Count every line in the entries that follow where the word "Trường" appears, then state only the total.

[Stored entries]
▬▬▬▬▬▬
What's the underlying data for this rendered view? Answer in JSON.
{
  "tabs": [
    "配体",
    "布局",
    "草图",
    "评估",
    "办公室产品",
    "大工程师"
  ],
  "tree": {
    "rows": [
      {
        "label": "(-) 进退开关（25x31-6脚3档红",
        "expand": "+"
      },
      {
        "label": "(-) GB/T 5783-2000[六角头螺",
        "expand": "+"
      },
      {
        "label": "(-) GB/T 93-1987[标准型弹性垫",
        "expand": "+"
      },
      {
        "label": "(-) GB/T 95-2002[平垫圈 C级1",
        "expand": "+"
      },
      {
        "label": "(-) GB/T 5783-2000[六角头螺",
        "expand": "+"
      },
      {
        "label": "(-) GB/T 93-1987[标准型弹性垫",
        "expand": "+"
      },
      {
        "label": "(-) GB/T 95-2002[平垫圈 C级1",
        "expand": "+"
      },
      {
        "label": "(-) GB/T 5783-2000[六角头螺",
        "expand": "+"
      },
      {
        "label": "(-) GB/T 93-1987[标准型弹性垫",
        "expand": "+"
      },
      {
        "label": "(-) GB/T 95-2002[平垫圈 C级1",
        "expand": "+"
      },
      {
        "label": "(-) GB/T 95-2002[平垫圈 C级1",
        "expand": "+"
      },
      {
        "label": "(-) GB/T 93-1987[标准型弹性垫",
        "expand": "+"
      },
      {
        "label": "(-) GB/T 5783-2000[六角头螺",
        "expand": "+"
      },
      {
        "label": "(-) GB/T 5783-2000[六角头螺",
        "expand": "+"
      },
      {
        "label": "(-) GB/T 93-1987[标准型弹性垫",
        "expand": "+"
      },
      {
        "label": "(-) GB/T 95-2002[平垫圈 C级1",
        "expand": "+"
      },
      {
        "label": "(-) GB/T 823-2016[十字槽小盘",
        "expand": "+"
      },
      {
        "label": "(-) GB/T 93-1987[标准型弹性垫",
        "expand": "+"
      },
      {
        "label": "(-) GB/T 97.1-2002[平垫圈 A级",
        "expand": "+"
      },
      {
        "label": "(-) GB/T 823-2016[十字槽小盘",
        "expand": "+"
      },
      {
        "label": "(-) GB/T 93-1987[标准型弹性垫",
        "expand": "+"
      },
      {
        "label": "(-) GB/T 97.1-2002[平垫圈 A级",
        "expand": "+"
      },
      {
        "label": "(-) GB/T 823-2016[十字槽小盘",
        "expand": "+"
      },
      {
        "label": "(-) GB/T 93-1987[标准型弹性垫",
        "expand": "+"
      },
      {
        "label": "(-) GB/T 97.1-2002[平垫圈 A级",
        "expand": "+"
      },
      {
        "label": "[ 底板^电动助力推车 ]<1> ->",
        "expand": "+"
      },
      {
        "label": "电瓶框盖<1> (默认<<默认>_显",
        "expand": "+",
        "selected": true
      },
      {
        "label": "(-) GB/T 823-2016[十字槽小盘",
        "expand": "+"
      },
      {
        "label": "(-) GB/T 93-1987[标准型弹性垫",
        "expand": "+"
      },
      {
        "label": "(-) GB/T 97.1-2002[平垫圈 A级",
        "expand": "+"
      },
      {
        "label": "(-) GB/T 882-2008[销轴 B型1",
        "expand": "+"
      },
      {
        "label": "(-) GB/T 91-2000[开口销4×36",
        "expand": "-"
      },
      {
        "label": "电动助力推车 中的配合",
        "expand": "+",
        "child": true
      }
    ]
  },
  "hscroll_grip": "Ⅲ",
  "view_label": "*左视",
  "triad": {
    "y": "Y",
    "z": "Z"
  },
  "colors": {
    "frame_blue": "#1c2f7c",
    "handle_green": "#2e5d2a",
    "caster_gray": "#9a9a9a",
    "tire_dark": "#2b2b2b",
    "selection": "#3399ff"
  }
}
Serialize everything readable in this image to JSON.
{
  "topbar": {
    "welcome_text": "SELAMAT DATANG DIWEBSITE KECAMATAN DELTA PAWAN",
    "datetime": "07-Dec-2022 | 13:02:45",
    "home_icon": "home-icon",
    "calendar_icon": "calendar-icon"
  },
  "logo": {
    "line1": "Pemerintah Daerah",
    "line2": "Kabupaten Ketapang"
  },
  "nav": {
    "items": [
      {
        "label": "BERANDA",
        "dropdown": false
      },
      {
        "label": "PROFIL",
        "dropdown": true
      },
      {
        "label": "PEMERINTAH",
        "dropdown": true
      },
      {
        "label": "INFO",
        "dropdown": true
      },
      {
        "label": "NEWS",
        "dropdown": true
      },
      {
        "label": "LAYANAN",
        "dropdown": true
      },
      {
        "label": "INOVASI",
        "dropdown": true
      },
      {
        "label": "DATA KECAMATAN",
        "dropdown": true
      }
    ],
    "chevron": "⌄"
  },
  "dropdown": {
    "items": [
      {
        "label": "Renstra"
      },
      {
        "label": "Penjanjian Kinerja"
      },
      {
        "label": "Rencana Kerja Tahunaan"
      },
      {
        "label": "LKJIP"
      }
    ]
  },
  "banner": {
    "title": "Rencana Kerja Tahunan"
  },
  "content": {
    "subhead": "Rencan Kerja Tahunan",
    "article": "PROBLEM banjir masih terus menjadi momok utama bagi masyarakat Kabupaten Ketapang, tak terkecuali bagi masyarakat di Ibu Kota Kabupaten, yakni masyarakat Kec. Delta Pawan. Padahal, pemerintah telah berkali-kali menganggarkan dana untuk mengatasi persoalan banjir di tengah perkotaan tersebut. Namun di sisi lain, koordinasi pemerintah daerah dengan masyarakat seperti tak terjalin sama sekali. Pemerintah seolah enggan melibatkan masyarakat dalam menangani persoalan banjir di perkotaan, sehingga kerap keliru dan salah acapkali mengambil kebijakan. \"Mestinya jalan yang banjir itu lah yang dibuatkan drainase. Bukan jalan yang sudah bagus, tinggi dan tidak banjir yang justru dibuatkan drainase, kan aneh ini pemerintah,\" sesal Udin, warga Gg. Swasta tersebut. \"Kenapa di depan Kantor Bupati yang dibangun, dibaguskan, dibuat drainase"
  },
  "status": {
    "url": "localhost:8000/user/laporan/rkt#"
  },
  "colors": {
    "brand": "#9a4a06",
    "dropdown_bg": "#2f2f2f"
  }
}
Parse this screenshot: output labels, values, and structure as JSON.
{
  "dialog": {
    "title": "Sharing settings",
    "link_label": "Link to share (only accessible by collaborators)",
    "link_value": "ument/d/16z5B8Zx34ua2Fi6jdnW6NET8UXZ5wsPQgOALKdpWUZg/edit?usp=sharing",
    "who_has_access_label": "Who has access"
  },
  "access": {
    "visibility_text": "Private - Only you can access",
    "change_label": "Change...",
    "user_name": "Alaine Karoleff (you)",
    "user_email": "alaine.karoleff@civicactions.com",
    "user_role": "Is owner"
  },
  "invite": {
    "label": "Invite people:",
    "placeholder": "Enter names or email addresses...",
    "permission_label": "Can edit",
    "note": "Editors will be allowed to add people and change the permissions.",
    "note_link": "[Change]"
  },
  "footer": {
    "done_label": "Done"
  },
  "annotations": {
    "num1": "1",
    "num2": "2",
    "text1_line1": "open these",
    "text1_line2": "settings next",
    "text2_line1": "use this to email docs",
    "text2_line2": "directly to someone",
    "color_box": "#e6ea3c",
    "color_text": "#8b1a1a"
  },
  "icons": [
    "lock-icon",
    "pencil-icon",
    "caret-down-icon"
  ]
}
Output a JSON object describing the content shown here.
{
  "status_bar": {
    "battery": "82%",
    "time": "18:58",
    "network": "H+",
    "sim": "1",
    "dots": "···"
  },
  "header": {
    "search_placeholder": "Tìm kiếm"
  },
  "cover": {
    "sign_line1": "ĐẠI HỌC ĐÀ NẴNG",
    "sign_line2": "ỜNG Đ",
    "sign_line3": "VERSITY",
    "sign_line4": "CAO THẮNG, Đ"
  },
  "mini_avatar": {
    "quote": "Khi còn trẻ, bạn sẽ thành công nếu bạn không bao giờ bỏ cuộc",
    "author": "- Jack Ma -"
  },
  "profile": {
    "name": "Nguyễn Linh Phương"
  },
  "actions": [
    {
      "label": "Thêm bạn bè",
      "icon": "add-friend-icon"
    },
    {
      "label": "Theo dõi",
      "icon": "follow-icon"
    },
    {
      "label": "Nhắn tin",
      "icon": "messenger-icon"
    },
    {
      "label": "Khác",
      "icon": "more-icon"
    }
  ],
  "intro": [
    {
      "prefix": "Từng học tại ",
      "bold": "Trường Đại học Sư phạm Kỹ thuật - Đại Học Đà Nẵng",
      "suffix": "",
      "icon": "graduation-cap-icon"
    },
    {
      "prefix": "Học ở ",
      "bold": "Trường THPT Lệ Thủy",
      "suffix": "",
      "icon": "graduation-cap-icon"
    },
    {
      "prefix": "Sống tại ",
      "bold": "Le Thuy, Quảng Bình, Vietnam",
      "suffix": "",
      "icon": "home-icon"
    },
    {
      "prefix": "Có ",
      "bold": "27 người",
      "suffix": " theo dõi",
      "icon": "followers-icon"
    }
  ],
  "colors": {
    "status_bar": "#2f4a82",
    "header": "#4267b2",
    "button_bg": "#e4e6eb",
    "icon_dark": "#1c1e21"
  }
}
▬▬▬▬▬▬
- [Reply]:
2